WORK REQUIRED:
In the listing below, change "willingly" to "voluntarily" and reproduce every line with all other content left unaltered.

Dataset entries
◇ ◇ ◇ ◇ ◇ ◇ ◇

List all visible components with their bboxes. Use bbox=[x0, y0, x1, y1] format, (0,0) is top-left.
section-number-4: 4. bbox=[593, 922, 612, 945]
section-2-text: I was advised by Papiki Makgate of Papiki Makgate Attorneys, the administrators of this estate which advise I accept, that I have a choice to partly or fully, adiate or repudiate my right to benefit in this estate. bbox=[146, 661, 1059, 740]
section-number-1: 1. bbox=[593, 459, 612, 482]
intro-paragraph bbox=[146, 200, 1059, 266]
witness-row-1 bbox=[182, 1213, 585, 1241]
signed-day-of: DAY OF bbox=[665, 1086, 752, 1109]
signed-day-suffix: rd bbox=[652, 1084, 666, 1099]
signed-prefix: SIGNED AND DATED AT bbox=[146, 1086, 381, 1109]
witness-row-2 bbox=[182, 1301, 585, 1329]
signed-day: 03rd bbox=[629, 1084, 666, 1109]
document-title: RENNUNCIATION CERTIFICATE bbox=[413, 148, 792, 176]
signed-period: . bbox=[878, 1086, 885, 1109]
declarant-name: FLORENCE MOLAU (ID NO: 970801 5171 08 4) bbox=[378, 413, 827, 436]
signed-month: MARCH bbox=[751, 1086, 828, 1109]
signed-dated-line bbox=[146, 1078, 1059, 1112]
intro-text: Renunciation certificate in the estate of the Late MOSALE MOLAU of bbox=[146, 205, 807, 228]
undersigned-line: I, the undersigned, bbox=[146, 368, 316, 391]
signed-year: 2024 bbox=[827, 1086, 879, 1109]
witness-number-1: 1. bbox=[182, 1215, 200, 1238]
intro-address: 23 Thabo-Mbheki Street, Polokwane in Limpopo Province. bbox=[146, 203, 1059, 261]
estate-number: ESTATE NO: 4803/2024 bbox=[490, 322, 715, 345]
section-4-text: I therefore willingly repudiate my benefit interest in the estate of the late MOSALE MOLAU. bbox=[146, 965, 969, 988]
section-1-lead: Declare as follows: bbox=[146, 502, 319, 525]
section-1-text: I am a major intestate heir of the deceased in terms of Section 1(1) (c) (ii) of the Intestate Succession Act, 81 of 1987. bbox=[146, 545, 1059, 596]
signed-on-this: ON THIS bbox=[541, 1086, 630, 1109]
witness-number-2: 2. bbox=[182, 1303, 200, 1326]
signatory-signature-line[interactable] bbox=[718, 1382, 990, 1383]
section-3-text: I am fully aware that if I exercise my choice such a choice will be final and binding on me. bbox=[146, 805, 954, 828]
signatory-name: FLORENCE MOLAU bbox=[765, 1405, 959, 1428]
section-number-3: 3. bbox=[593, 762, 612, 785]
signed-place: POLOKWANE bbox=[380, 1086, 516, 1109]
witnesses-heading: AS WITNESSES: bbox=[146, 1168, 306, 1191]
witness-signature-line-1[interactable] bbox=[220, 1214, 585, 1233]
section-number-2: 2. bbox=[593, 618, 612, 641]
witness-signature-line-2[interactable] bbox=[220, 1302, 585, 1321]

◇ ◇ ◇ ◇ ◇ ◇ ◇

CORRECT OUTPUT:
List all visible components with their bboxes. Use bbox=[x0, y0, x1, y1] format, (0,0) is top-left.
section-number-4: 4. bbox=[593, 922, 612, 945]
section-2-text: I was advised by Papiki Makgate of Papiki Makgate Attorneys, the administrators of this estate which advise I accept, that I have a choice to partly or fully, adiate or repudiate my right to benefit in this estate. bbox=[146, 661, 1059, 740]
section-number-1: 1. bbox=[593, 459, 612, 482]
intro-paragraph bbox=[146, 200, 1059, 266]
witness-row-1 bbox=[182, 1213, 585, 1241]
signed-day-of: DAY OF bbox=[665, 1086, 752, 1109]
signed-day-suffix: rd bbox=[652, 1084, 666, 1099]
signed-prefix: SIGNED AND DATED AT bbox=[146, 1086, 381, 1109]
witness-row-2 bbox=[182, 1301, 585, 1329]
signed-day: 03rd bbox=[629, 1084, 666, 1109]
document-title: RENNUNCIATION CERTIFICATE bbox=[413, 148, 792, 176]
signed-period: . bbox=[878, 1086, 885, 1109]
declarant-name: FLORENCE MOLAU (ID NO: 970801 5171 08 4) bbox=[378, 413, 827, 436]
signed-month: MARCH bbox=[751, 1086, 828, 1109]
signed-dated-line bbox=[146, 1078, 1059, 1112]
intro-text: Renunciation certificate in the estate of the Late MOSALE MOLAU of bbox=[146, 205, 807, 228]
undersigned-line: I, the undersigned, bbox=[146, 368, 316, 391]
signed-year: 2024 bbox=[827, 1086, 879, 1109]
witness-number-1: 1. bbox=[182, 1215, 200, 1238]
intro-address: 23 Thabo-Mbheki Street, Polokwane in Limpopo Province. bbox=[146, 203, 1059, 261]
estate-number: ESTATE NO: 4803/2024 bbox=[490, 322, 715, 345]
section-4-text: I therefore voluntarily repudiate my benefit interest in the estate of the late MOSALE MOLAU. bbox=[146, 965, 969, 988]
section-1-lead: Declare as follows: bbox=[146, 502, 319, 525]
section-1-text: I am a major intestate heir of the deceased in terms of Section 1(1) (c) (ii) of the Intestate Succession Act, 81 of 1987. bbox=[146, 545, 1059, 596]
signed-on-this: ON THIS bbox=[541, 1086, 630, 1109]
witness-number-2: 2. bbox=[182, 1303, 200, 1326]
signatory-signature-line[interactable] bbox=[718, 1382, 990, 1383]
section-3-text: I am fully aware that if I exercise my choice such a choice will be final and binding on me. bbox=[146, 805, 954, 828]
signatory-name: FLORENCE MOLAU bbox=[765, 1405, 959, 1428]
section-number-3: 3. bbox=[593, 762, 612, 785]
signed-place: POLOKWANE bbox=[380, 1086, 516, 1109]
witnesses-heading: AS WITNESSES: bbox=[146, 1168, 306, 1191]
witness-signature-line-1[interactable] bbox=[220, 1214, 585, 1233]
section-number-2: 2. bbox=[593, 618, 612, 641]
witness-signature-line-2[interactable] bbox=[220, 1302, 585, 1321]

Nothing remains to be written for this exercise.